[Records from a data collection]
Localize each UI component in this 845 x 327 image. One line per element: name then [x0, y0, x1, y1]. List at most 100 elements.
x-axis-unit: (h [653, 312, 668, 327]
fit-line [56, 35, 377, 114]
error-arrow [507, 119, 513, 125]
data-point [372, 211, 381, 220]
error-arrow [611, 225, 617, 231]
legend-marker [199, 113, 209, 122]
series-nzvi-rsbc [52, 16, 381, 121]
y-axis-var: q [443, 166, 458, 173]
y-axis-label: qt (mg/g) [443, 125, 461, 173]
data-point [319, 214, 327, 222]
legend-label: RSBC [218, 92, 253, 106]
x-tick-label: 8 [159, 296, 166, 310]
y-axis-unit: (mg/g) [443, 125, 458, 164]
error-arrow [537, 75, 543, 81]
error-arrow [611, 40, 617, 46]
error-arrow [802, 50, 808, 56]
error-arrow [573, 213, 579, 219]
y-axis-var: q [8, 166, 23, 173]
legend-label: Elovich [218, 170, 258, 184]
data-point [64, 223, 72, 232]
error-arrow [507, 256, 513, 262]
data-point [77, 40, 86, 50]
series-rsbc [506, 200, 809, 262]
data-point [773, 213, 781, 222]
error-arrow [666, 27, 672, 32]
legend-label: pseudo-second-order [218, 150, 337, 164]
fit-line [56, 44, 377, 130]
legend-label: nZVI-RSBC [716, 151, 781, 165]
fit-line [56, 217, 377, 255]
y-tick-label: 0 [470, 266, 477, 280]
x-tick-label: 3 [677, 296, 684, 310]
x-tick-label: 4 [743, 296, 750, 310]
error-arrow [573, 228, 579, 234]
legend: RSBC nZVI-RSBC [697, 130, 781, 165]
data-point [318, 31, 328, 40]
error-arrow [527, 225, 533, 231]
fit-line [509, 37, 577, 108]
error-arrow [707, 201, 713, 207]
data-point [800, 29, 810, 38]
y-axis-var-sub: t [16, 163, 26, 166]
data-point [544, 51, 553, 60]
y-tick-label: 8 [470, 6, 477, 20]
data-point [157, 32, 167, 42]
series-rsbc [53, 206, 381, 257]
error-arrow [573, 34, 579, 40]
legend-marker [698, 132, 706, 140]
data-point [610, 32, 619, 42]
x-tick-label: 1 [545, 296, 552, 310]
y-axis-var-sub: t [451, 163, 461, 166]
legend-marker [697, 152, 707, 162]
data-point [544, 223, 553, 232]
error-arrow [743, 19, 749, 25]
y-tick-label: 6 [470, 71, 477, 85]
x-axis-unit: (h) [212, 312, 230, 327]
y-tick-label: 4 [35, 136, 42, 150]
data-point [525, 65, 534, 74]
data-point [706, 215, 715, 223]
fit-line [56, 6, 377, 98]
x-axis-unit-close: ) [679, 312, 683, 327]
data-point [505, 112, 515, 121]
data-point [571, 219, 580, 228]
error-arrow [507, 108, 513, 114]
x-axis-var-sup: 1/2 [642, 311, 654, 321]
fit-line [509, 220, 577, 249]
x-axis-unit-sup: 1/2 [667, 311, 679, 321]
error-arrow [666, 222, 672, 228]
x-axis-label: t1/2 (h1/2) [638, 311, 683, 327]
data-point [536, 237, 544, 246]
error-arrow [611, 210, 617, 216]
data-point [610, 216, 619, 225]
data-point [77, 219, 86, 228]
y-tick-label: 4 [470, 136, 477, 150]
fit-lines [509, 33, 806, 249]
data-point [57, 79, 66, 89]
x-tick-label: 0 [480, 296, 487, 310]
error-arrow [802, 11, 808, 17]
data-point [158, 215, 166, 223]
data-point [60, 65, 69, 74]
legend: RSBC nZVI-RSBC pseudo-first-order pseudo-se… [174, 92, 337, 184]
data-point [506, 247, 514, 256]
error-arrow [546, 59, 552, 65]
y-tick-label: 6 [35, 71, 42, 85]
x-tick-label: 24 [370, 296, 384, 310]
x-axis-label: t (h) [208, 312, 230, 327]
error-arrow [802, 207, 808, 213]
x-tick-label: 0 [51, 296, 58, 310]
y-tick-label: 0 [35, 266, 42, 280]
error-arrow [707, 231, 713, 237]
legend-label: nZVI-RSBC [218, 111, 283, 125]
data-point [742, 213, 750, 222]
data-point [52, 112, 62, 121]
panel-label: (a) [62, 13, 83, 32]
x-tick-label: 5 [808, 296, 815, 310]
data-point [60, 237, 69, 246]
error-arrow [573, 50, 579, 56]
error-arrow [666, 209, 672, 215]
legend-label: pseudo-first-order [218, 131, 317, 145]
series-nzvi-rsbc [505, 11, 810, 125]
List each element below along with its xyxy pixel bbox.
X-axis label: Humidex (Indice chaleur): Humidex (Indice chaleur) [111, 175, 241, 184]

EXERCISE: Reproduce every line of the records above without any alteration.

SOLUTION FOR THIS PROBLEM:
Localize each UI component in this 845 x 327 image. One line per element: name then [x0, y0, x1, y1]. List at most 100 elements.
x-axis-unit: (h [653, 312, 668, 327]
fit-line [56, 35, 377, 114]
error-arrow [507, 119, 513, 125]
data-point [372, 211, 381, 220]
error-arrow [611, 225, 617, 231]
legend-marker [199, 113, 209, 122]
series-nzvi-rsbc [52, 16, 381, 121]
y-axis-var: q [443, 166, 458, 173]
y-axis-label: qt (mg/g) [443, 125, 461, 173]
data-point [319, 214, 327, 222]
legend-label: RSBC [218, 92, 253, 106]
x-tick-label: 8 [159, 296, 166, 310]
y-axis-unit: (mg/g) [443, 125, 458, 164]
error-arrow [537, 75, 543, 81]
error-arrow [611, 40, 617, 46]
error-arrow [802, 50, 808, 56]
error-arrow [573, 213, 579, 219]
y-axis-var: q [8, 166, 23, 173]
legend-label: Elovich [218, 170, 258, 184]
data-point [64, 223, 72, 232]
error-arrow [507, 256, 513, 262]
data-point [77, 40, 86, 50]
series-rsbc [506, 200, 809, 262]
data-point [773, 213, 781, 222]
error-arrow [666, 27, 672, 32]
legend-label: pseudo-second-order [218, 150, 337, 164]
fit-line [56, 44, 377, 130]
legend-label: nZVI-RSBC [716, 151, 781, 165]
fit-line [56, 217, 377, 255]
y-tick-label: 0 [470, 266, 477, 280]
x-tick-label: 3 [677, 296, 684, 310]
x-tick-label: 4 [743, 296, 750, 310]
error-arrow [573, 228, 579, 234]
legend: RSBC nZVI-RSBC [697, 130, 781, 165]
data-point [318, 31, 328, 40]
error-arrow [527, 225, 533, 231]
fit-line [509, 37, 577, 108]
error-arrow [707, 201, 713, 207]
data-point [800, 29, 810, 38]
y-axis-var-sub: t [16, 163, 26, 166]
data-point [544, 51, 553, 60]
y-tick-label: 8 [470, 6, 477, 20]
data-point [157, 32, 167, 42]
series-rsbc [53, 206, 381, 257]
error-arrow [573, 34, 579, 40]
legend-marker [698, 132, 706, 140]
data-point [610, 32, 619, 42]
x-tick-label: 1 [545, 296, 552, 310]
y-axis-var-sub: t [451, 163, 461, 166]
legend-marker [697, 152, 707, 162]
data-point [544, 223, 553, 232]
error-arrow [743, 19, 749, 25]
y-tick-label: 6 [470, 71, 477, 85]
x-axis-unit: (h) [212, 312, 230, 327]
y-tick-label: 4 [35, 136, 42, 150]
data-point [525, 65, 534, 74]
data-point [706, 215, 715, 223]
fit-line [56, 6, 377, 98]
x-axis-unit-close: ) [679, 312, 683, 327]
data-point [505, 112, 515, 121]
data-point [571, 219, 580, 228]
error-arrow [507, 108, 513, 114]
x-axis-var-sup: 1/2 [642, 311, 654, 321]
fit-line [509, 220, 577, 249]
x-axis-unit-sup: 1/2 [667, 311, 679, 321]
error-arrow [666, 222, 672, 228]
x-axis-label: t1/2 (h1/2) [638, 311, 683, 327]
data-point [536, 237, 544, 246]
error-arrow [611, 210, 617, 216]
data-point [610, 216, 619, 225]
data-point [77, 219, 86, 228]
y-tick-label: 4 [470, 136, 477, 150]
fit-lines [509, 33, 806, 249]
data-point [57, 79, 66, 89]
x-tick-label: 0 [480, 296, 487, 310]
error-arrow [802, 11, 808, 17]
data-point [158, 215, 166, 223]
data-point [60, 65, 69, 74]
legend: RSBC nZVI-RSBC pseudo-first-order pseudo-se… [174, 92, 337, 184]
data-point [506, 247, 514, 256]
error-arrow [546, 59, 552, 65]
y-tick-label: 6 [35, 71, 42, 85]
x-tick-label: 24 [370, 296, 384, 310]
x-axis-label: t (h) [208, 312, 230, 327]
error-arrow [802, 207, 808, 213]
x-tick-label: 0 [51, 296, 58, 310]
y-tick-label: 0 [35, 266, 42, 280]
error-arrow [707, 231, 713, 237]
legend-label: nZVI-RSBC [218, 111, 283, 125]
data-point [742, 213, 750, 222]
data-point [52, 112, 62, 121]
panel-label: (a) [62, 13, 83, 32]
x-tick-label: 5 [808, 296, 815, 310]
data-point [60, 237, 69, 246]
error-arrow [573, 50, 579, 56]
error-arrow [666, 209, 672, 215]
legend-label: pseudo-first-order [218, 131, 317, 145]
series-nzvi-rsbc [505, 11, 810, 125]
List each element below along with its xyxy pixel bbox.
X-axis label: Humidex (Indice chaleur): Humidex (Indice chaleur) [111, 175, 241, 184]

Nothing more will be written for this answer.